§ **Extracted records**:

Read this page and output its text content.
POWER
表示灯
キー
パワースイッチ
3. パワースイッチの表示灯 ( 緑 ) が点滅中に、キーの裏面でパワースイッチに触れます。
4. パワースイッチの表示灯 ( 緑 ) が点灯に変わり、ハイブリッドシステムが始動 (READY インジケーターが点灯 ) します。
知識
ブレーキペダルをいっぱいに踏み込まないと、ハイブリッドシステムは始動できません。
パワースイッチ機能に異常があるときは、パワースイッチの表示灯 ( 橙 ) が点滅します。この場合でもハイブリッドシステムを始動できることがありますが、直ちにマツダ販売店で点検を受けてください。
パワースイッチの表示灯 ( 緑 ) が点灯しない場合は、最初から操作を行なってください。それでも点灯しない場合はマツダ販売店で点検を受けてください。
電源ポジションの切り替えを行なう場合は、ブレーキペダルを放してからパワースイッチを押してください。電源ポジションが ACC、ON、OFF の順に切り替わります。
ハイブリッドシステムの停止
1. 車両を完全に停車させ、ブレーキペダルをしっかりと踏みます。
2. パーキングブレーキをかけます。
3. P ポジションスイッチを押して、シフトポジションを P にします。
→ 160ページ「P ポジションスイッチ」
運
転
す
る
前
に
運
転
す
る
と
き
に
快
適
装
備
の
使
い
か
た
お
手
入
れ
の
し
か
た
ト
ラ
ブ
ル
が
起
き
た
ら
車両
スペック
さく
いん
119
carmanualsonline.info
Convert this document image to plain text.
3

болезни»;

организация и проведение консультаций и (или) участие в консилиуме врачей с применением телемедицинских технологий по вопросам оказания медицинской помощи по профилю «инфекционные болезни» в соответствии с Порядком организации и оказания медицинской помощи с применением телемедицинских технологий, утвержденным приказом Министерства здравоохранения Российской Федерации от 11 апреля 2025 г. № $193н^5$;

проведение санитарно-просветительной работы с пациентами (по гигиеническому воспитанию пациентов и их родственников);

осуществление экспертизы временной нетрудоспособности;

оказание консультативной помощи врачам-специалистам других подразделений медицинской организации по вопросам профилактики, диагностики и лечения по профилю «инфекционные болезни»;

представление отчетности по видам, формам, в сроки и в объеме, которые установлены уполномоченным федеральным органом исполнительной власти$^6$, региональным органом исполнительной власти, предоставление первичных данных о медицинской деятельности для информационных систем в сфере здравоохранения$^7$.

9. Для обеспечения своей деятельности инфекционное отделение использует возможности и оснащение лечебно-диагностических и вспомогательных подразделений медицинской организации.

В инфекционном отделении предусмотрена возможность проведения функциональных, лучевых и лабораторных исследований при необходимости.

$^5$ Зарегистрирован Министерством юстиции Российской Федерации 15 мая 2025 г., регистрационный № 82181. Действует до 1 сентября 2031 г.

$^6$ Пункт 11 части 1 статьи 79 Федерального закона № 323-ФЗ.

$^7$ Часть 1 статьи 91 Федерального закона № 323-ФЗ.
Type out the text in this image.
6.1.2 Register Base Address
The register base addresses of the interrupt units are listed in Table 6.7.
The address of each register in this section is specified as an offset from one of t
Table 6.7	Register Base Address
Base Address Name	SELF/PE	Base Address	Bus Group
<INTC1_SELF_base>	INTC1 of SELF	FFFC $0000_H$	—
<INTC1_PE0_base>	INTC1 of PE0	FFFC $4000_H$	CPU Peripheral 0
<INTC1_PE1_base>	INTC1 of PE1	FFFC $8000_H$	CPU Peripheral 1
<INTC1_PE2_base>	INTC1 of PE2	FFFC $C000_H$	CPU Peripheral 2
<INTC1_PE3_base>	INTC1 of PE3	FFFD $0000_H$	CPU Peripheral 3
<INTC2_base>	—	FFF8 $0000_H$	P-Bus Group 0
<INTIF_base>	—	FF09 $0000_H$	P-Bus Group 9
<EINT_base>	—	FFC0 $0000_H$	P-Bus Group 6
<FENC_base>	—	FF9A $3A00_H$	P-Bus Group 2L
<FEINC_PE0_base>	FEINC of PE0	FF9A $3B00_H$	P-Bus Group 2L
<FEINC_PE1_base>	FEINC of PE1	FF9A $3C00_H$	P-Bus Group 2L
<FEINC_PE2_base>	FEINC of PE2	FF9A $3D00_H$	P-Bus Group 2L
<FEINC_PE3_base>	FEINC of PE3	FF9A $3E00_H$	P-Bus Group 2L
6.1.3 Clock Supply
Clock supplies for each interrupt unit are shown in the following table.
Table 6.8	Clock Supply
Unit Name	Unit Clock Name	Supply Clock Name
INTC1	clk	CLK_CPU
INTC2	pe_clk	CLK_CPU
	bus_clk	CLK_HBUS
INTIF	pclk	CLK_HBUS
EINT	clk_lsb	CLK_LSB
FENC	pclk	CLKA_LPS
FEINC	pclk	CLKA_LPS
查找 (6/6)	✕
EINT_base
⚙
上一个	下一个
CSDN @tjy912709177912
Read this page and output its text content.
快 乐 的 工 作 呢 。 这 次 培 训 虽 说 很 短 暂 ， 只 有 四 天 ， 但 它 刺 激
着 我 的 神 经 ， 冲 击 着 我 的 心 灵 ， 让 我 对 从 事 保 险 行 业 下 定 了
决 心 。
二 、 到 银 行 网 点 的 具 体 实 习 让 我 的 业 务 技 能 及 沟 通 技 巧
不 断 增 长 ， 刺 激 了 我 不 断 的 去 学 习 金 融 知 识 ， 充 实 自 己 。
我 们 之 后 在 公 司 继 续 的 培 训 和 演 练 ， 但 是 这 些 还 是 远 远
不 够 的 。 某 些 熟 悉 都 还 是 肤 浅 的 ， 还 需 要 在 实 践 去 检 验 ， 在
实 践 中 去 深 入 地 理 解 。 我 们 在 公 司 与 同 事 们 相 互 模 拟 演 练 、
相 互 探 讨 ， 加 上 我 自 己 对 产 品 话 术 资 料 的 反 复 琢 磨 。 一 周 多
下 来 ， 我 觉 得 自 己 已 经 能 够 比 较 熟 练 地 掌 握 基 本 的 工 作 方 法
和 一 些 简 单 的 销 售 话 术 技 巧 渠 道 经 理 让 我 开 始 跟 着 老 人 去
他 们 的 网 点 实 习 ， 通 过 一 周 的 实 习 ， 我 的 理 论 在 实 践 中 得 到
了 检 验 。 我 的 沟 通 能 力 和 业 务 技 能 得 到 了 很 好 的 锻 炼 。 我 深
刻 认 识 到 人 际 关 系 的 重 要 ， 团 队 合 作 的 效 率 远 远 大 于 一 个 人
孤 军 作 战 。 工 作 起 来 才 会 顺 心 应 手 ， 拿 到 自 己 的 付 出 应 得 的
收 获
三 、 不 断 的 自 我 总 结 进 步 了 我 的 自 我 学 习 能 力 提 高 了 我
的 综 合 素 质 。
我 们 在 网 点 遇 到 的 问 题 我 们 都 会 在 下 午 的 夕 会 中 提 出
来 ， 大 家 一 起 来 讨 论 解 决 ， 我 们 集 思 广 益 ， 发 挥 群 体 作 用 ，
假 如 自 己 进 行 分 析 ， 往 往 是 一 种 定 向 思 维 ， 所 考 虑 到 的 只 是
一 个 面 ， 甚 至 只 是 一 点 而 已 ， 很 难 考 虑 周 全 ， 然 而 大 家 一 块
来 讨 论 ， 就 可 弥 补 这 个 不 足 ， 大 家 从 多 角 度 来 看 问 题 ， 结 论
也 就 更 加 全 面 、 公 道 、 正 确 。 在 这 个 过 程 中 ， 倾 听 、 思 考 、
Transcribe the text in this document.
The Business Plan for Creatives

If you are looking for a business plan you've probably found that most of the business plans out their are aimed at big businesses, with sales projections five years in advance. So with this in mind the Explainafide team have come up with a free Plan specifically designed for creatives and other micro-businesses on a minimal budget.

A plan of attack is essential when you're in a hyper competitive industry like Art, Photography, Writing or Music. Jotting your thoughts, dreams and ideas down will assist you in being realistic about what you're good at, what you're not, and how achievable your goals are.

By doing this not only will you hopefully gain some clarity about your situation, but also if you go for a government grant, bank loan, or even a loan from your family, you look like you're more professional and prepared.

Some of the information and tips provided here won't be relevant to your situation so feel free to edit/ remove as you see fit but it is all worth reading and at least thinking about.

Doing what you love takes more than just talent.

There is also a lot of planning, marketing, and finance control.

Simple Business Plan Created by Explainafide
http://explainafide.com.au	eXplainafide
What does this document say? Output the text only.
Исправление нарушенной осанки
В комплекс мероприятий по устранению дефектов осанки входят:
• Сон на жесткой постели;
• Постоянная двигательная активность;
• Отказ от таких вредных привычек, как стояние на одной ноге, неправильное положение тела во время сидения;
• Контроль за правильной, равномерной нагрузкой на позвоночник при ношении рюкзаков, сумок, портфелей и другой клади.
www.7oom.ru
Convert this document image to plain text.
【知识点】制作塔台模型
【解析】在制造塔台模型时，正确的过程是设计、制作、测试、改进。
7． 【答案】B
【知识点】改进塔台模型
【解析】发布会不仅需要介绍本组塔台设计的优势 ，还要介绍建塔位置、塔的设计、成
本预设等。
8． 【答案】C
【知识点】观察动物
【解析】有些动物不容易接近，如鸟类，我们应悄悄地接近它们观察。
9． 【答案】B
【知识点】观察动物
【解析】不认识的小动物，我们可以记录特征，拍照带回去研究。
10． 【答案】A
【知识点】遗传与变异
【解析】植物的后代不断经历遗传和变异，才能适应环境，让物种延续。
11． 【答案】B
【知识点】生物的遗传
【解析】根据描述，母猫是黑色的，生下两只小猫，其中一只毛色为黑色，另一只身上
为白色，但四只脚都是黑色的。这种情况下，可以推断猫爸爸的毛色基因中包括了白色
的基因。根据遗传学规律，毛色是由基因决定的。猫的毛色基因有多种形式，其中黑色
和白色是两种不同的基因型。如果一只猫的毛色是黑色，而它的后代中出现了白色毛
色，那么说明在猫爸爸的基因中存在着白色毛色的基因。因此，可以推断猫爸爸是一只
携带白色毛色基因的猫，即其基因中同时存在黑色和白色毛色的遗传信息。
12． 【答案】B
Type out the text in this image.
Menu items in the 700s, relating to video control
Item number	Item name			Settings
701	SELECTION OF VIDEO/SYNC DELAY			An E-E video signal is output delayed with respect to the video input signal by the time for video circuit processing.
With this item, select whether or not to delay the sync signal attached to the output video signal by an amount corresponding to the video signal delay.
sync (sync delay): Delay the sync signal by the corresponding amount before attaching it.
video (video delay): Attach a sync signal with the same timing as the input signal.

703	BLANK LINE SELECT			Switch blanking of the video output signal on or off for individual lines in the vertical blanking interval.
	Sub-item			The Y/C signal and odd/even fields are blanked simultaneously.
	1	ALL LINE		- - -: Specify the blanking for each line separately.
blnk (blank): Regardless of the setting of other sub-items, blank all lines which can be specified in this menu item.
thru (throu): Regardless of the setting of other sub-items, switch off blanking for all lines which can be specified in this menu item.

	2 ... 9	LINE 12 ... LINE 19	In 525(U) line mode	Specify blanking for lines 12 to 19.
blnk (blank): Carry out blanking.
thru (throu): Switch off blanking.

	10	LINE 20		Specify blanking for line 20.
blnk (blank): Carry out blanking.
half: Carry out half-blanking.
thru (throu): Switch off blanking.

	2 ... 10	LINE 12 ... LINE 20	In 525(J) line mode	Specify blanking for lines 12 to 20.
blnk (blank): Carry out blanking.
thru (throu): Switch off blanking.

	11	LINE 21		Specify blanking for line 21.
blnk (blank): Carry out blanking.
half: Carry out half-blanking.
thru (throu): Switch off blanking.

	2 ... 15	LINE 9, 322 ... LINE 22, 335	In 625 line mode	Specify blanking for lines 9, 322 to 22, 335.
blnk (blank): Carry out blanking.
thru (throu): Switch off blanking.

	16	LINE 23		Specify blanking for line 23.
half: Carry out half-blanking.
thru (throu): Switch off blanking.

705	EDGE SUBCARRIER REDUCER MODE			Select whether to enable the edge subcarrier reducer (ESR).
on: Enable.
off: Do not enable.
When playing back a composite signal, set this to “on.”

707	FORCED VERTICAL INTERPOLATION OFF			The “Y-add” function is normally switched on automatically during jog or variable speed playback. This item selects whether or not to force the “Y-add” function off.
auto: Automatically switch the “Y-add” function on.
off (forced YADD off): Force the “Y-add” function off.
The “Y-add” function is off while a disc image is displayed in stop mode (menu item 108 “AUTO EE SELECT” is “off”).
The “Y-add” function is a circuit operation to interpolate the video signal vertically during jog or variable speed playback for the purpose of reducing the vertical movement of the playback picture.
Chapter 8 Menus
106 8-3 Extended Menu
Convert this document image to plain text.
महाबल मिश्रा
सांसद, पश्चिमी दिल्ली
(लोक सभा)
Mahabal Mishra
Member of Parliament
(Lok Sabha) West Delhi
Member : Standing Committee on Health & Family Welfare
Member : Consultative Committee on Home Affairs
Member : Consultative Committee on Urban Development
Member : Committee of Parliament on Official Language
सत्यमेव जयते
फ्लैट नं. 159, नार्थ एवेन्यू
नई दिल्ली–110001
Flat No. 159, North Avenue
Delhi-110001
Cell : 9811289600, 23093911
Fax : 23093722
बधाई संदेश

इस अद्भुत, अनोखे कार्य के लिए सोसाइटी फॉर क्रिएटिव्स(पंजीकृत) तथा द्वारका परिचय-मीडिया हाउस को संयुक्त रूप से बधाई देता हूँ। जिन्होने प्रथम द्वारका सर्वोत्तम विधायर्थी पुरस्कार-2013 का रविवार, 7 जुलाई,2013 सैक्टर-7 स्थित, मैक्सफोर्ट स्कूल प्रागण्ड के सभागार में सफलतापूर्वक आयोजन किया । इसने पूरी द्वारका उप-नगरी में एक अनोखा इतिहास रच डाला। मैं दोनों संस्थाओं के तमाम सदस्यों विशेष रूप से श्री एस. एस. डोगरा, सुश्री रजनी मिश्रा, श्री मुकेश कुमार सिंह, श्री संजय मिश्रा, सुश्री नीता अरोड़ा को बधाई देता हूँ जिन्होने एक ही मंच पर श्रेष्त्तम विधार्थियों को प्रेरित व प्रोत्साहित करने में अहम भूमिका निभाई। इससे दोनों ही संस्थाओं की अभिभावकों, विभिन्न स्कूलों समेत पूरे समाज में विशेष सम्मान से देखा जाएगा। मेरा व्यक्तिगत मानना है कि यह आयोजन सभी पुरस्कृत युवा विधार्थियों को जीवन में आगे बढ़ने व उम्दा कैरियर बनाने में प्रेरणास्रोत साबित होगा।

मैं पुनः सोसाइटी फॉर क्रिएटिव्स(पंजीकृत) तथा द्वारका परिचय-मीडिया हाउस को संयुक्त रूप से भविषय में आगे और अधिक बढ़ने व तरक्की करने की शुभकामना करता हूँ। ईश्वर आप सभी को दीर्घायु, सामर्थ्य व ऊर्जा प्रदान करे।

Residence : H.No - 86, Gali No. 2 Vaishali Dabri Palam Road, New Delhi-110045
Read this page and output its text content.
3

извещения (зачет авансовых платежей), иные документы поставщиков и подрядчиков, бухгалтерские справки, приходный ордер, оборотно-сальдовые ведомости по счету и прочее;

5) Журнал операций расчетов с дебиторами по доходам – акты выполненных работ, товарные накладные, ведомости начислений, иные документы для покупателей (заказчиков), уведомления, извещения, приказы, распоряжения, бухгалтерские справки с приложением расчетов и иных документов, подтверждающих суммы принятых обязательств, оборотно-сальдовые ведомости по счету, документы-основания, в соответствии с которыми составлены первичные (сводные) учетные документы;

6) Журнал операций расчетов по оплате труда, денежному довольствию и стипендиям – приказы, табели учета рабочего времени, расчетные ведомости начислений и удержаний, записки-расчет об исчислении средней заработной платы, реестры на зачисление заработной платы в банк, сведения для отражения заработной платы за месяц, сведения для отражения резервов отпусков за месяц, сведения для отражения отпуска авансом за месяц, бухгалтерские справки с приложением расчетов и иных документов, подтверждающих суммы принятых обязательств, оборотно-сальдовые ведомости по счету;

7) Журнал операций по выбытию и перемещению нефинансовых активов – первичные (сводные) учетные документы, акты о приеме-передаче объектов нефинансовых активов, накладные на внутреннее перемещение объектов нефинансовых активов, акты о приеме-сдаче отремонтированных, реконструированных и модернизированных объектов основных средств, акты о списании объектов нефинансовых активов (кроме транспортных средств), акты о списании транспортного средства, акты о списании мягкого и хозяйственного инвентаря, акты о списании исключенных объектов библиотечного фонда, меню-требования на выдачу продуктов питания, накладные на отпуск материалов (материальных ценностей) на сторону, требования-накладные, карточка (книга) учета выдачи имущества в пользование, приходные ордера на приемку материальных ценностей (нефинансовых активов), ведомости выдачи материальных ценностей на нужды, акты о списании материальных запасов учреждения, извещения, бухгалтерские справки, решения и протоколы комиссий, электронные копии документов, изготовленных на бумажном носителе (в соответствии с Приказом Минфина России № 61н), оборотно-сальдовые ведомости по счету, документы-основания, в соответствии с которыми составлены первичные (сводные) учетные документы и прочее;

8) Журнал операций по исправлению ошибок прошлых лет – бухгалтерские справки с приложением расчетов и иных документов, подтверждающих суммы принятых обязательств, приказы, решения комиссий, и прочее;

§ **What is being asked**: Your task is to pick out every line with the string "Regardless" and copy it.

§ **Response below**:
blnk (blank): Regardless of the setting of other sub-items, blank all lines which can be specified in this menu item.
thru (throu): Regardless of the setting of other sub-items, switch off blanking for all lines which can be specified in this menu item.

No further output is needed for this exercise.